++++ Provided information ++++

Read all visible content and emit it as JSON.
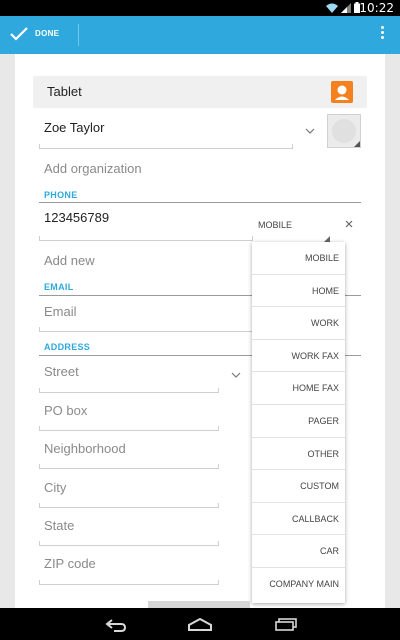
{
  "status_bar": {
    "time": "10:22"
  },
  "action_bar": {
    "done_label": "DONE"
  },
  "account": {
    "type": "Tablet"
  },
  "name": {
    "value": "Zoe Taylor"
  },
  "organization": {
    "placeholder": "Add organization"
  },
  "phone": {
    "section_label": "PHONE",
    "number": "123456789",
    "type": "MOBILE",
    "add_new": "Add new"
  },
  "email": {
    "section_label": "EMAIL",
    "placeholder": "Email"
  },
  "address": {
    "section_label": "ADDRESS",
    "fields": [
      "Street",
      "PO box",
      "Neighborhood",
      "City",
      "State",
      "ZIP code"
    ]
  },
  "type_dropdown": {
    "options": [
      "MOBILE",
      "HOME",
      "WORK",
      "WORK FAX",
      "HOME FAX",
      "PAGER",
      "OTHER",
      "CUSTOM",
      "CALLBACK",
      "CAR",
      "COMPANY MAIN"
    ]
  },
  "colors": {
    "accent": "#2fa9dd",
    "account_icon": "#f4811e"
  },
  "icons": [
    "wifi-icon",
    "signal-icon",
    "battery-icon",
    "check-icon",
    "overflow-menu-icon",
    "person-icon",
    "chevron-down-icon",
    "close-icon",
    "back-icon",
    "home-icon",
    "recents-icon"
  ]
}
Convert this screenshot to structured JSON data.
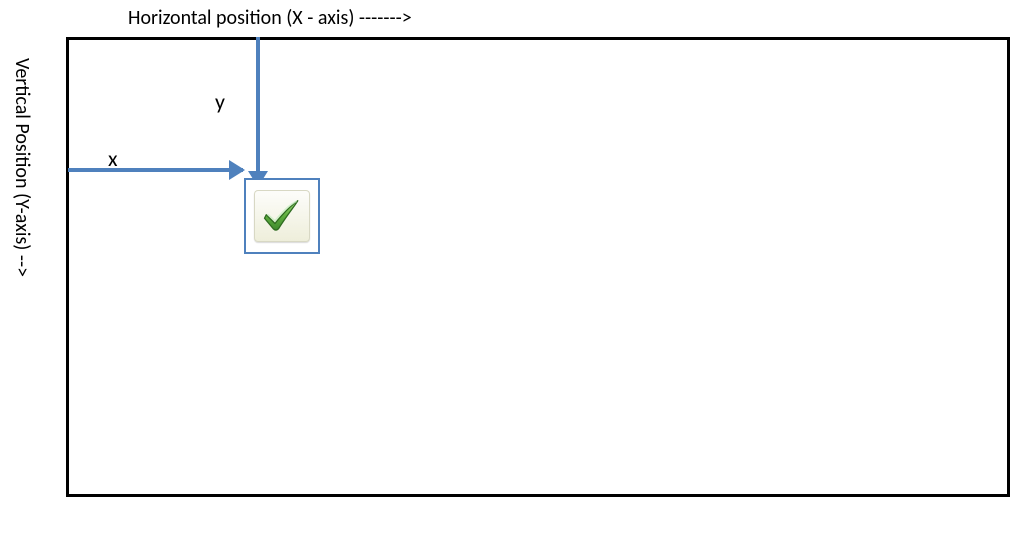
{
  "labels": {
    "x_axis_title": "Horizontal position (X - axis) ------->",
    "y_axis_title": "Vertical Position (Y-axis)   -->",
    "x_marker": "x",
    "y_marker": "y"
  },
  "icons": {
    "checkmark": "checkmark-icon"
  },
  "colors": {
    "arrow": "#4f81bd",
    "frame_border": "#000000",
    "check_green_dark": "#3f8a2e",
    "check_green_light": "#7fc24a"
  }
}
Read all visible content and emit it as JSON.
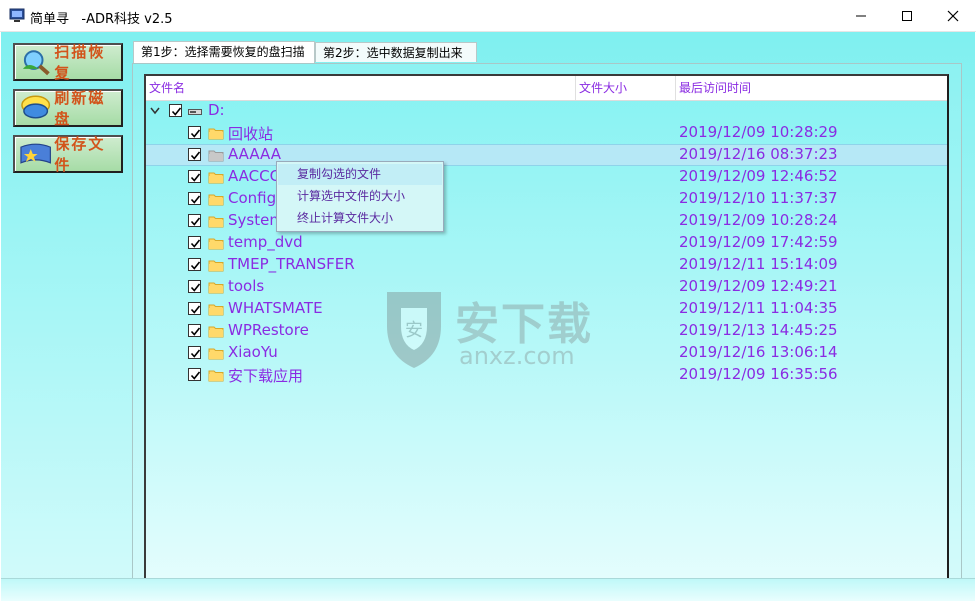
{
  "window": {
    "title": "简单寻   -ADR科技 v2.5",
    "minimize_icon": "minimize-icon",
    "maximize_icon": "maximize-icon",
    "close_icon": "close-icon"
  },
  "sidebar": {
    "items": [
      {
        "label": "扫描恢复",
        "icon": "scan-icon"
      },
      {
        "label": "刷新磁盘",
        "icon": "refresh-disk-icon"
      },
      {
        "label": "保存文件",
        "icon": "save-file-icon"
      }
    ]
  },
  "tabs": [
    {
      "label": "第1步：选择需要恢复的盘扫描",
      "active": true
    },
    {
      "label": "第2步：选中数据复制出来",
      "active": false
    }
  ],
  "table": {
    "columns": [
      "文件名",
      "文件大小",
      "最后访问时间"
    ],
    "drive": {
      "label": "D:",
      "checked": true,
      "expanded": true
    },
    "rows": [
      {
        "name": "回收站",
        "size": "",
        "time": "2019/12/09 10:28:29",
        "checked": true,
        "selected": false
      },
      {
        "name": "AAAAA",
        "size": "",
        "time": "2019/12/16 08:37:23",
        "checked": true,
        "selected": true
      },
      {
        "name": "AACCC",
        "size": "",
        "time": "2019/12/09 12:46:52",
        "checked": true,
        "selected": false
      },
      {
        "name": "Config",
        "size": "",
        "time": "2019/12/10 11:37:37",
        "checked": true,
        "selected": false
      },
      {
        "name": "System",
        "size": "",
        "time": "2019/12/09 10:28:24",
        "checked": true,
        "selected": false
      },
      {
        "name": "temp_dvd",
        "size": "",
        "time": "2019/12/09 17:42:59",
        "checked": true,
        "selected": false
      },
      {
        "name": "TMEP_TRANSFER",
        "size": "",
        "time": "2019/12/11 15:14:09",
        "checked": true,
        "selected": false
      },
      {
        "name": "tools",
        "size": "",
        "time": "2019/12/09 12:49:21",
        "checked": true,
        "selected": false
      },
      {
        "name": "WHATSMATE",
        "size": "",
        "time": "2019/12/11 11:04:35",
        "checked": true,
        "selected": false
      },
      {
        "name": "WPRestore",
        "size": "",
        "time": "2019/12/13 14:45:25",
        "checked": true,
        "selected": false
      },
      {
        "name": "XiaoYu",
        "size": "",
        "time": "2019/12/16 13:06:14",
        "checked": true,
        "selected": false
      },
      {
        "name": "安下载应用",
        "size": "",
        "time": "2019/12/09 16:35:56",
        "checked": true,
        "selected": false
      }
    ]
  },
  "context_menu": {
    "items": [
      "复制勾选的文件",
      "计算选中文件的大小",
      "终止计算文件大小"
    ]
  },
  "watermark": {
    "title": "安下载",
    "subtitle": "anxz.com"
  },
  "colors": {
    "accent_text": "#8a2be2",
    "button_text": "#d2541b",
    "background": "#7ff0f0"
  }
}
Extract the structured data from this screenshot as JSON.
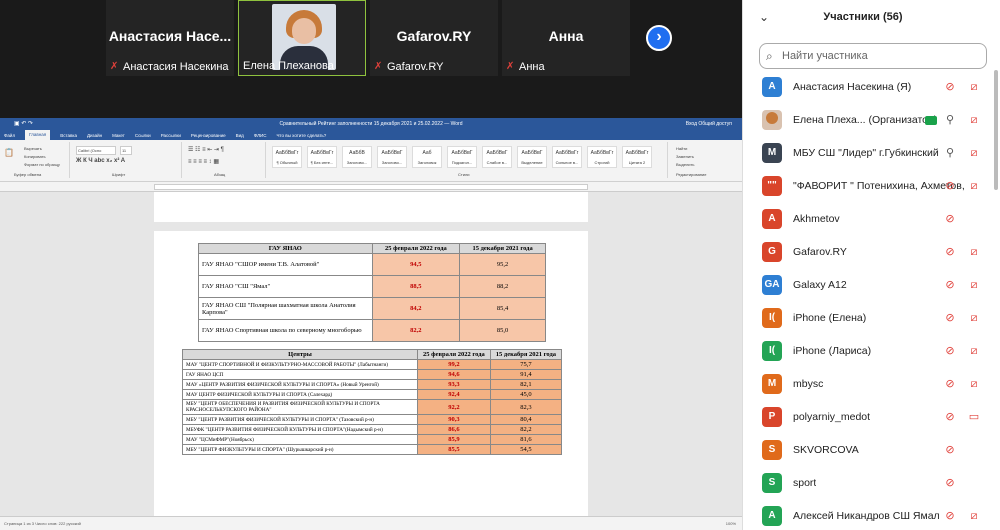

++++

Written task
Quote each line of the listing exactly, but leave the pictures out.

Response
Read all visible content and emit it as JSON.
{
  "status_bar": {
    "time": "10:22"
  },
  "action_bar": {
    "done_label": "DONE"
  },
  "account": {
    "type": "Tablet"
  },
  "name": {
    "value": "Zoe Taylor"
  },
  "organization": {
    "placeholder": "Add organization"
  },
  "phone": {
    "section_label": "PHONE",
    "number": "123456789",
    "type": "MOBILE",
    "add_new": "Add new"
  },
  "email": {
    "section_label": "EMAIL",
    "placeholder": "Email"
  },
  "address": {
    "section_label": "ADDRESS",
    "fields": [
      "Street",
      "PO box",
      "Neighborhood",
      "City",
      "State",
      "ZIP code"
    ]
  },
  "type_dropdown": {
    "options": [
      "MOBILE",
      "HOME",
      "WORK",
      "WORK FAX",
      "HOME FAX",
      "PAGER",
      "OTHER",
      "CUSTOM",
      "CALLBACK",
      "CAR",
      "COMPANY MAIN"
    ]
  },
  "colors": {
    "accent": "#2fa9dd",
    "account_icon": "#f4811e"
  },
  "icons": [
    "wifi-icon",
    "signal-icon",
    "battery-icon",
    "check-icon",
    "overflow-menu-icon",
    "person-icon",
    "chevron-down-icon",
    "close-icon",
    "back-icon",
    "home-icon",
    "recents-icon"
  ]
}
Convert this screenshot to structured JSON data.
{
  "labels": {
    "x_axis_title": "Horizontal position (X - axis) ------->",
    "y_axis_title": "Vertical Position (Y-axis)   -->",
    "x_marker": "x",
    "y_marker": "y"
  },
  "icons": {
    "checkmark": "checkmark-icon"
  },
  "colors": {
    "arrow": "#4f81bd",
    "frame_border": "#000000",
    "check_green_dark": "#3f8a2e",
    "check_green_light": "#7fc24a"
  }
}
Read all visible content and emit it as JSON.
{
  "window": {
    "title": "简单寻   -ADR科技 v2.5",
    "minimize_icon": "minimize-icon",
    "maximize_icon": "maximize-icon",
    "close_icon": "close-icon"
  },
  "sidebar": {
    "items": [
      {
        "label": "扫描恢复",
        "icon": "scan-icon"
      },
      {
        "label": "刷新磁盘",
        "icon": "refresh-disk-icon"
      },
      {
        "label": "保存文件",
        "icon": "save-file-icon"
      }
    ]
  },
  "tabs": [
    {
      "label": "第1步：选择需要恢复的盘扫描",
      "active": true
    },
    {
      "label": "第2步：选中数据复制出来",
      "active": false
    }
  ],
  "table": {
    "columns": [
      "文件名",
      "文件大小",
      "最后访问时间"
    ],
    "drive": {
      "label": "D:",
      "checked": true,
      "expanded": true
    },
    "rows": [
      {
        "name": "回收站",
        "size": "",
        "time": "2019/12/09 10:28:29",
        "checked": true,
        "selected": false
      },
      {
        "name": "AAAAA",
        "size": "",
        "time": "2019/12/16 08:37:23",
        "checked": true,
        "selected": true
      },
      {
        "name": "AACCC",
        "size": "",
        "time": "2019/12/09 12:46:52",
        "checked": true,
        "selected": false
      },
      {
        "name": "Config",
        "size": "",
        "time": "2019/12/10 11:37:37",
        "checked": true,
        "selected": false
      },
      {
        "name": "System",
        "size": "",
        "time": "2019/12/09 10:28:24",
        "checked": true,
        "selected": false
      },
      {
        "name": "temp_dvd",
        "size": "",
        "time": "2019/12/09 17:42:59",
        "checked": true,
        "selected": false
      },
      {
        "name": "TMEP_TRANSFER",
        "size": "",
        "time": "2019/12/11 15:14:09",
        "checked": true,
        "selected": false
      },
      {
        "name": "tools",
        "size": "",
        "time": "2019/12/09 12:49:21",
        "checked": true,
        "selected": false
      },
      {
        "name": "WHATSMATE",
        "size": "",
        "time": "2019/12/11 11:04:35",
        "checked": true,
        "selected": false
      },
      {
        "name": "WPRestore",
        "size": "",
        "time": "2019/12/13 14:45:25",
        "checked": true,
        "selected": false
      },
      {
        "name": "XiaoYu",
        "size": "",
        "time": "2019/12/16 13:06:14",
        "checked": true,
        "selected": false
      },
      {
        "name": "安下载应用",
        "size": "",
        "time": "2019/12/09 16:35:56",
        "checked": true,
        "selected": false
      }
    ]
  },
  "context_menu": {
    "items": [
      "复制勾选的文件",
      "计算选中文件的大小",
      "终止计算文件大小"
    ]
  },
  "watermark": {
    "title": "安下载",
    "subtitle": "anxz.com"
  },
  "colors": {
    "accent_text": "#8a2be2",
    "button_text": "#d2541b",
    "background": "#7ff0f0"
  }
}
Extract the structured data from this screenshot as JSON.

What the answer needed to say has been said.